**Task prompt**.
Identify all lines in the listing that include the word "Χριστίνα", and copy them out.

**Items listed in a dataset**.

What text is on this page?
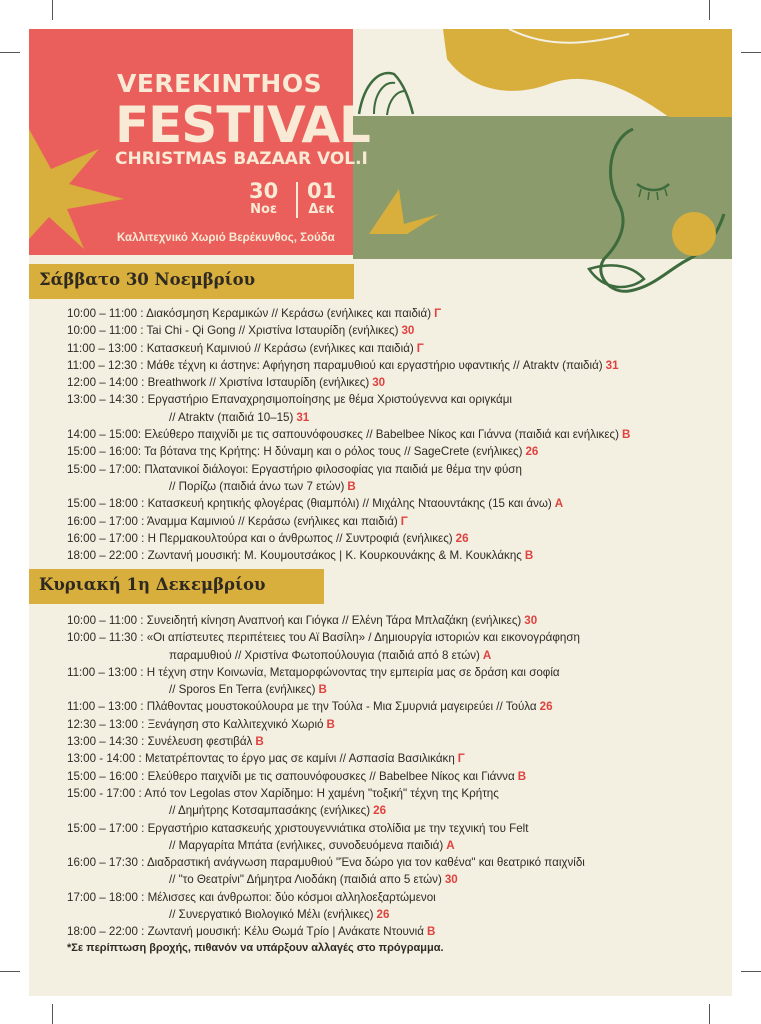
VEREKINTHOS
FESTIVAL
CHRISTMAS BAZAAR VOL.I
30
Νοε
01
Δεκ
Καλλιτεχνικό Χωριό Βερέκυνθος, Σούδα
Σάββατο 30 Νοεμβρίου
10:00 – 11:00 : Διακόσμηση Κεραμικών // Κεράσω (ενήλικες και παιδιά) Γ
10:00 – 11:00 : Tai Chi - Qi Gong // Χριστίνα Ισταυρίδη (ενήλικες) 30
11:00 – 13:00 : Κατασκευή Καμινιού // Κεράσω (ενήλικες και παιδιά) Γ
11:00 – 12:30 : Μάθε τέχνη κι άστηνε: Αφήγηση παραμυθιού και εργαστήριο υφαντικής // Atraktv (παιδιά) 31
12:00 – 14:00 : Breathwork // Χριστίνα Ισταυρίδη (ενήλικες) 30
13:00 – 14:30 : Εργαστήριο Επαναχρησιμοποίησης με θέμα Χριστούγεννα και οριγκάμι
// Atraktv (παιδιά 10–15) 31
14:00 – 15:00: Ελεύθερο παιχνίδι με τις σαπουνόφουσκες // Babelbee Νίκος και Γιάννα (παιδιά και ενήλικες) Β
15:00 – 16:00: Τα βότανα της Κρήτης: Η δύναμη και ο ρόλος τους // SageCrete (ενήλικες) 26
15:00 – 17:00: Πλατανικοί διάλογοι: Εργαστήριο φιλοσοφίας για παιδιά με θέμα την φύση
// Πορίζω (παιδιά άνω των 7 ετών) Β
15:00 – 18:00 : Κατασκευή κρητικής φλογέρας (θιαμπόλι) // Μιχάλης Νταουντάκης (15 και άνω) Α
16:00 – 17:00 : Άναμμα Καμινιού // Κεράσω (ενήλικες και παιδιά) Γ
16:00 – 17:00 : Η Περμακουλτούρα και ο άνθρωπος // Συντροφιά (ενήλικες) 26
18:00 – 22:00 : Ζωντανή μουσική: Μ. Κουμουτσάκος | Κ. Κουρκουνάκης & Μ. Κουκλάκης Β
Κυριακή 1η Δεκεμβρίου
10:00 – 11:00 : Συνειδητή κίνηση Αναπνοή και Γιόγκα // Ελένη Τάρα Μπλαζάκη (ενήλικες) 30
10:00 – 11:30 : «Οι απίστευτες περιπέτειες του Αϊ Βασίλη» / Δημιουργία ιστοριών και εικονογράφηση
παραμυθιού // Χριστίνα Φωτοπούλουγια (παιδιά από 8 ετών) Α
11:00 – 13:00 : Η τέχνη στην Κοινωνία, Μεταμορφώνοντας την εμπειρία μας σε δράση και σοφία
// Sporos En Terra (ενήλικες) Β
11:00 – 13:00 : Πλάθοντας μουστοκούλουρα με την Τούλα - Μια Σμυρνιά μαγειρεύει // Τούλα 26
12:30 – 13:00 : Ξενάγηση στο Καλλιτεχνικό Χωριό Β
13:00 – 14:30 : Συνέλευση φεστιβάλ Β
13:00 - 14:00 : Μετατρέποντας το έργο μας σε καμίνι // Ασπασία Βασιλικάκη Γ
15:00 – 16:00 : Ελεύθερο παιχνίδι με τις σαπουνόφουσκες // Babelbee Νίκος και Γιάννα Β
15:00 - 17:00 : Από τον Legolas στον Χαρίδημο: Η χαμένη "τοξική" τέχνη της Κρήτης
// Δημήτρης Κοτσαμπασάκης (ενήλικες) 26
15:00 – 17:00 : Εργαστήριο κατασκευής χριστουγεννιάτικα στολίδια με την τεχνική του Felt
// Μαργαρίτα Μπάτα (ενήλικες, συνοδευόμενα παιδιά) Α
16:00 – 17:30 : Διαδραστική ανάγνωση παραμυθιού "Ένα δώρο για τον καθένα" και θεατρικό παιχνίδι
// "το Θεατρίνι" Δήμητρα Λιοδάκη (παιδιά απο 5 ετών) 30
17:00 – 18:00 : Μέλισσες και άνθρωποι: δύο κόσμοι αλληλοεξαρτώμενοι
// Συνεργατικό Βιολογικό Μέλι (ενήλικες) 26
18:00 – 22:00 : Ζωντανή μουσική: Κέλυ Θωμά Τρίο | Ανάκατε Ντουνιά Β
*Σε περίπτωση βροχής, πιθανόν να υπάρξουν αλλαγές στο πρόγραμμα.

**The reply**.
10:00 – 11:00 : Tai Chi - Qi Gong // Χριστίνα Ισταυρίδη (ενήλικες) 30
12:00 – 14:00 : Breathwork // Χριστίνα Ισταυρίδη (ενήλικες) 30
παραμυθιού // Χριστίνα Φωτοπούλουγια (παιδιά από 8 ετών) Α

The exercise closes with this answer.